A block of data
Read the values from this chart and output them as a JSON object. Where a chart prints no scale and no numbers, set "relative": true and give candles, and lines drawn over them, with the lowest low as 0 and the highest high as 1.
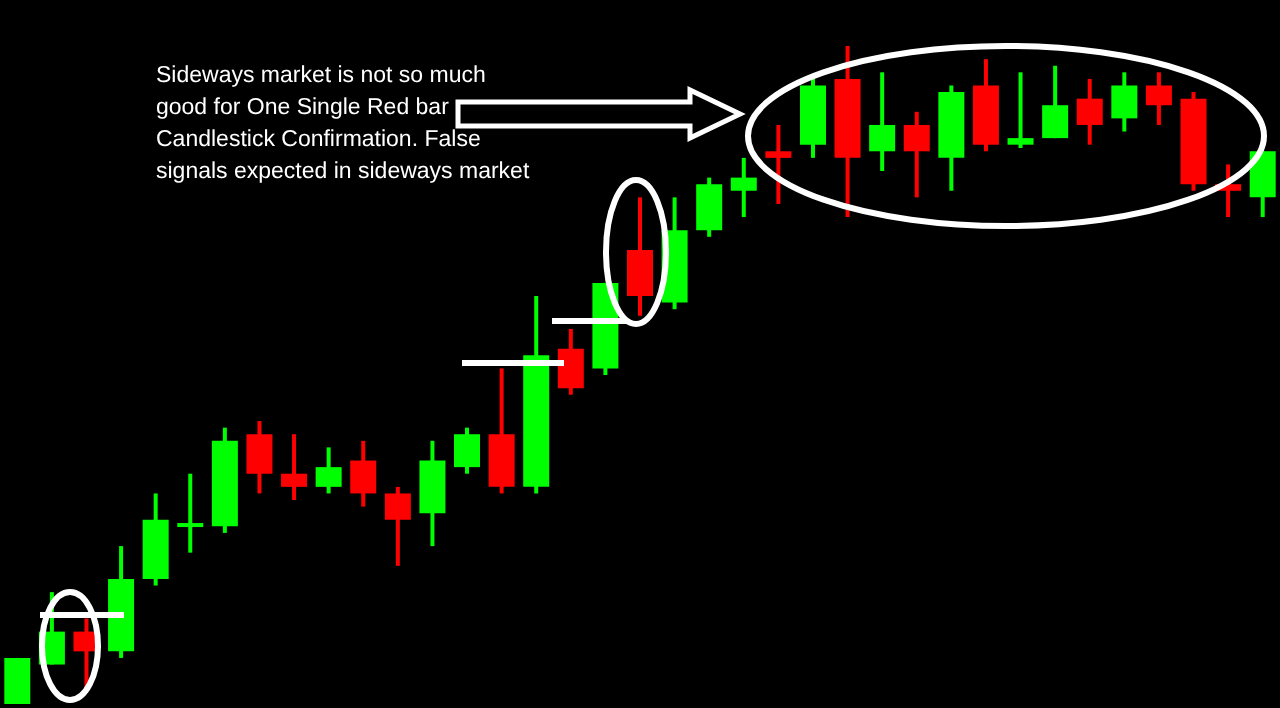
{
  "chart_data": {
    "type": "candlestick",
    "relative": true,
    "annotations": [
      "Sideways market is not so much good for One Single Red bar Candlestick Confirmation. False signals expected in sideways market"
    ],
    "categories": [
      null,
      null,
      null,
      null,
      null,
      null,
      null,
      null,
      null,
      null,
      null,
      null,
      null,
      null,
      null,
      null,
      null,
      null,
      null,
      null,
      null,
      null,
      null,
      null,
      null,
      null,
      null,
      null,
      null,
      null,
      null,
      null,
      null,
      null,
      null,
      null,
      null
    ],
    "ohlc": [
      [
        0.0,
        0.07,
        0.0,
        0.07
      ],
      [
        0.06,
        0.17,
        0.06,
        0.11
      ],
      [
        0.11,
        0.13,
        0.02,
        0.08
      ],
      [
        0.08,
        0.24,
        0.07,
        0.19
      ],
      [
        0.19,
        0.32,
        0.18,
        0.28
      ],
      [
        0.27,
        0.35,
        0.23,
        0.275
      ],
      [
        0.27,
        0.42,
        0.26,
        0.4
      ],
      [
        0.41,
        0.43,
        0.32,
        0.35
      ],
      [
        0.35,
        0.41,
        0.31,
        0.33
      ],
      [
        0.33,
        0.39,
        0.32,
        0.36
      ],
      [
        0.37,
        0.4,
        0.3,
        0.32
      ],
      [
        0.32,
        0.33,
        0.21,
        0.28
      ],
      [
        0.29,
        0.4,
        0.24,
        0.37
      ],
      [
        0.36,
        0.42,
        0.35,
        0.41
      ],
      [
        0.41,
        0.51,
        0.32,
        0.33
      ],
      [
        0.33,
        0.62,
        0.32,
        0.53
      ],
      [
        0.54,
        0.57,
        0.47,
        0.48
      ],
      [
        0.51,
        0.64,
        0.5,
        0.64
      ],
      [
        0.69,
        0.77,
        0.59,
        0.62
      ],
      [
        0.61,
        0.77,
        0.6,
        0.72
      ],
      [
        0.72,
        0.8,
        0.71,
        0.79
      ],
      [
        0.78,
        0.83,
        0.74,
        0.8
      ],
      [
        0.84,
        0.88,
        0.76,
        0.83
      ],
      [
        0.85,
        0.95,
        0.83,
        0.94
      ],
      [
        0.95,
        1.0,
        0.74,
        0.83
      ],
      [
        0.84,
        0.96,
        0.81,
        0.88
      ],
      [
        0.88,
        0.9,
        0.77,
        0.84
      ],
      [
        0.83,
        0.94,
        0.78,
        0.93
      ],
      [
        0.94,
        0.98,
        0.84,
        0.85
      ],
      [
        0.85,
        0.96,
        0.845,
        0.86
      ],
      [
        0.86,
        0.97,
        0.86,
        0.91
      ],
      [
        0.92,
        0.95,
        0.85,
        0.88
      ],
      [
        0.89,
        0.96,
        0.87,
        0.94
      ],
      [
        0.94,
        0.96,
        0.88,
        0.91
      ],
      [
        0.92,
        0.93,
        0.78,
        0.79
      ],
      [
        0.79,
        0.82,
        0.74,
        0.78
      ],
      [
        0.77,
        0.84,
        0.74,
        0.84
      ]
    ],
    "colors": [
      "#00ff00",
      "#00ff00",
      "#ff0000",
      "#00ff00",
      "#00ff00",
      "#00ff00",
      "#00ff00",
      "#ff0000",
      "#ff0000",
      "#00ff00",
      "#ff0000",
      "#ff0000",
      "#00ff00",
      "#00ff00",
      "#ff0000",
      "#00ff00",
      "#ff0000",
      "#00ff00",
      "#ff0000",
      "#00ff00",
      "#00ff00",
      "#00ff00",
      "#ff0000",
      "#00ff00",
      "#ff0000",
      "#00ff00",
      "#ff0000",
      "#00ff00",
      "#ff0000",
      "#00ff00",
      "#00ff00",
      "#ff0000",
      "#00ff00",
      "#ff0000",
      "#ff0000",
      "#ff0000",
      "#00ff00"
    ]
  }
}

▸ THE PROBLEM:
Omit the images and transcribe all of the records above word for word.

▸ RIGHT ANSWER:
Read the values from this chart and output them as a JSON object. Where a chart prints no scale and no numbers, set "relative": true and give candles, and lines drawn over them, with the lowest low as 0 and the highest high as 1.
{
  "chart_data": {
    "type": "candlestick",
    "relative": true,
    "annotations": [
      "Sideways market is not so much good for One Single Red bar Candlestick Confirmation. False signals expected in sideways market"
    ],
    "categories": [
      null,
      null,
      null,
      null,
      null,
      null,
      null,
      null,
      null,
      null,
      null,
      null,
      null,
      null,
      null,
      null,
      null,
      null,
      null,
      null,
      null,
      null,
      null,
      null,
      null,
      null,
      null,
      null,
      null,
      null,
      null,
      null,
      null,
      null,
      null,
      null,
      null
    ],
    "ohlc": [
      [
        0.0,
        0.07,
        0.0,
        0.07
      ],
      [
        0.06,
        0.17,
        0.06,
        0.11
      ],
      [
        0.11,
        0.13,
        0.02,
        0.08
      ],
      [
        0.08,
        0.24,
        0.07,
        0.19
      ],
      [
        0.19,
        0.32,
        0.18,
        0.28
      ],
      [
        0.27,
        0.35,
        0.23,
        0.275
      ],
      [
        0.27,
        0.42,
        0.26,
        0.4
      ],
      [
        0.41,
        0.43,
        0.32,
        0.35
      ],
      [
        0.35,
        0.41,
        0.31,
        0.33
      ],
      [
        0.33,
        0.39,
        0.32,
        0.36
      ],
      [
        0.37,
        0.4,
        0.3,
        0.32
      ],
      [
        0.32,
        0.33,
        0.21,
        0.28
      ],
      [
        0.29,
        0.4,
        0.24,
        0.37
      ],
      [
        0.36,
        0.42,
        0.35,
        0.41
      ],
      [
        0.41,
        0.51,
        0.32,
        0.33
      ],
      [
        0.33,
        0.62,
        0.32,
        0.53
      ],
      [
        0.54,
        0.57,
        0.47,
        0.48
      ],
      [
        0.51,
        0.64,
        0.5,
        0.64
      ],
      [
        0.69,
        0.77,
        0.59,
        0.62
      ],
      [
        0.61,
        0.77,
        0.6,
        0.72
      ],
      [
        0.72,
        0.8,
        0.71,
        0.79
      ],
      [
        0.78,
        0.83,
        0.74,
        0.8
      ],
      [
        0.84,
        0.88,
        0.76,
        0.83
      ],
      [
        0.85,
        0.95,
        0.83,
        0.94
      ],
      [
        0.95,
        1.0,
        0.74,
        0.83
      ],
      [
        0.84,
        0.96,
        0.81,
        0.88
      ],
      [
        0.88,
        0.9,
        0.77,
        0.84
      ],
      [
        0.83,
        0.94,
        0.78,
        0.93
      ],
      [
        0.94,
        0.98,
        0.84,
        0.85
      ],
      [
        0.85,
        0.96,
        0.845,
        0.86
      ],
      [
        0.86,
        0.97,
        0.86,
        0.91
      ],
      [
        0.92,
        0.95,
        0.85,
        0.88
      ],
      [
        0.89,
        0.96,
        0.87,
        0.94
      ],
      [
        0.94,
        0.96,
        0.88,
        0.91
      ],
      [
        0.92,
        0.93,
        0.78,
        0.79
      ],
      [
        0.79,
        0.82,
        0.74,
        0.78
      ],
      [
        0.77,
        0.84,
        0.74,
        0.84
      ]
    ],
    "colors": [
      "#00ff00",
      "#00ff00",
      "#ff0000",
      "#00ff00",
      "#00ff00",
      "#00ff00",
      "#00ff00",
      "#ff0000",
      "#ff0000",
      "#00ff00",
      "#ff0000",
      "#ff0000",
      "#00ff00",
      "#00ff00",
      "#ff0000",
      "#00ff00",
      "#ff0000",
      "#00ff00",
      "#ff0000",
      "#00ff00",
      "#00ff00",
      "#00ff00",
      "#ff0000",
      "#00ff00",
      "#ff0000",
      "#00ff00",
      "#ff0000",
      "#00ff00",
      "#ff0000",
      "#00ff00",
      "#00ff00",
      "#ff0000",
      "#00ff00",
      "#ff0000",
      "#ff0000",
      "#ff0000",
      "#00ff00"
    ]
  }
}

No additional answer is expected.